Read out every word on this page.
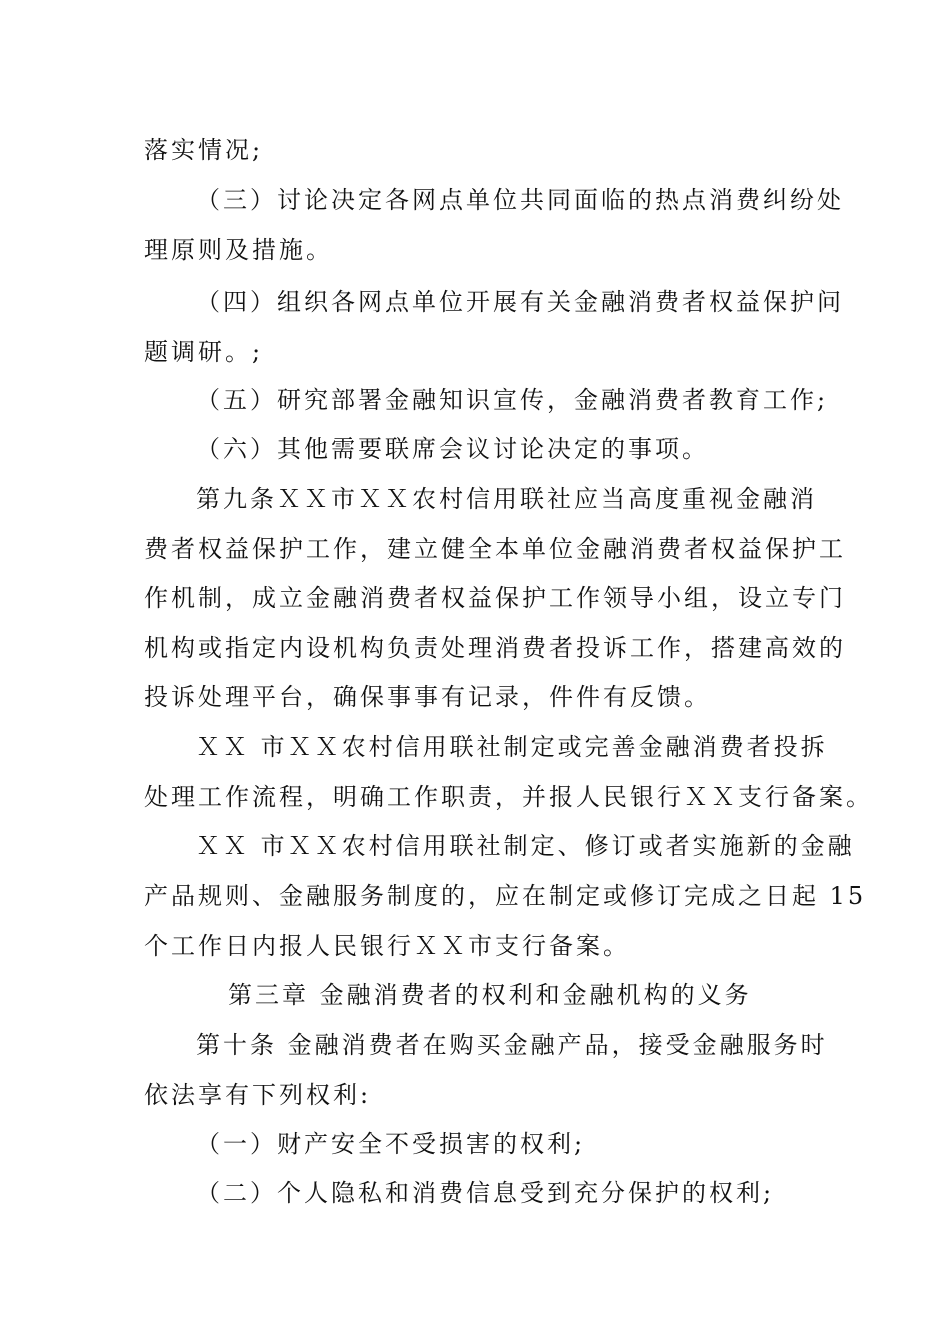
落实情况;
（三）讨论决定各网点单位共同面临的热点消费纠纷处
理原则及措施。
（四）组织各网点单位开展有关金融消费者权益保护问
题调研。;
（五）研究部署金融知识宣传，金融消费者教育工作;
（六）其他需要联席会议讨论决定的事项。
第九条ＸＸ市ＸＸ农村信用联社应当高度重视金融消
费者权益保护工作，建立健全本单位金融消费者权益保护工
作机制，成立金融消费者权益保护工作领导小组，设立专门
机构或指定内设机构负责处理消费者投诉工作，搭建高效的
投诉处理平台，确保事事有记录，件件有反馈。
ＸＸ 市ＸＸ农村信用联社制定或完善金融消费者投拆
处理工作流程，明确工作职责，并报人民银行ＸＸ支行备案。
ＸＸ 市ＸＸ农村信用联社制定、修订或者实施新的金融
产品规则、金融服务制度的，应在制定或修订完成之日起 15
个工作日内报人民银行ＸＸ市支行备案。
第三章 金融消费者的权利和金融机构的义务
第十条 金融消费者在购买金融产品，接受金融服务时
依法享有下列权利:
（一）财产安全不受损害的权利;
（二）个人隐私和消费信息受到充分保护的权利;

------------------------------------

(Task description) Repeat all of the data above word for word, minus the pictures.

(Answer to this task)
Read out every word on this page.
落实情况;
（三）讨论决定各网点单位共同面临的热点消费纠纷处
理原则及措施。
（四）组织各网点单位开展有关金融消费者权益保护问
题调研。;
（五）研究部署金融知识宣传，金融消费者教育工作;
（六）其他需要联席会议讨论决定的事项。
第九条ＸＸ市ＸＸ农村信用联社应当高度重视金融消
费者权益保护工作，建立健全本单位金融消费者权益保护工
作机制，成立金融消费者权益保护工作领导小组，设立专门
机构或指定内设机构负责处理消费者投诉工作，搭建高效的
投诉处理平台，确保事事有记录，件件有反馈。
ＸＸ 市ＸＸ农村信用联社制定或完善金融消费者投拆
处理工作流程，明确工作职责，并报人民银行ＸＸ支行备案。
ＸＸ 市ＸＸ农村信用联社制定、修订或者实施新的金融
产品规则、金融服务制度的，应在制定或修订完成之日起 15
个工作日内报人民银行ＸＸ市支行备案。
第三章 金融消费者的权利和金融机构的义务
第十条 金融消费者在购买金融产品，接受金融服务时
依法享有下列权利:
（一）财产安全不受损害的权利;
（二）个人隐私和消费信息受到充分保护的权利;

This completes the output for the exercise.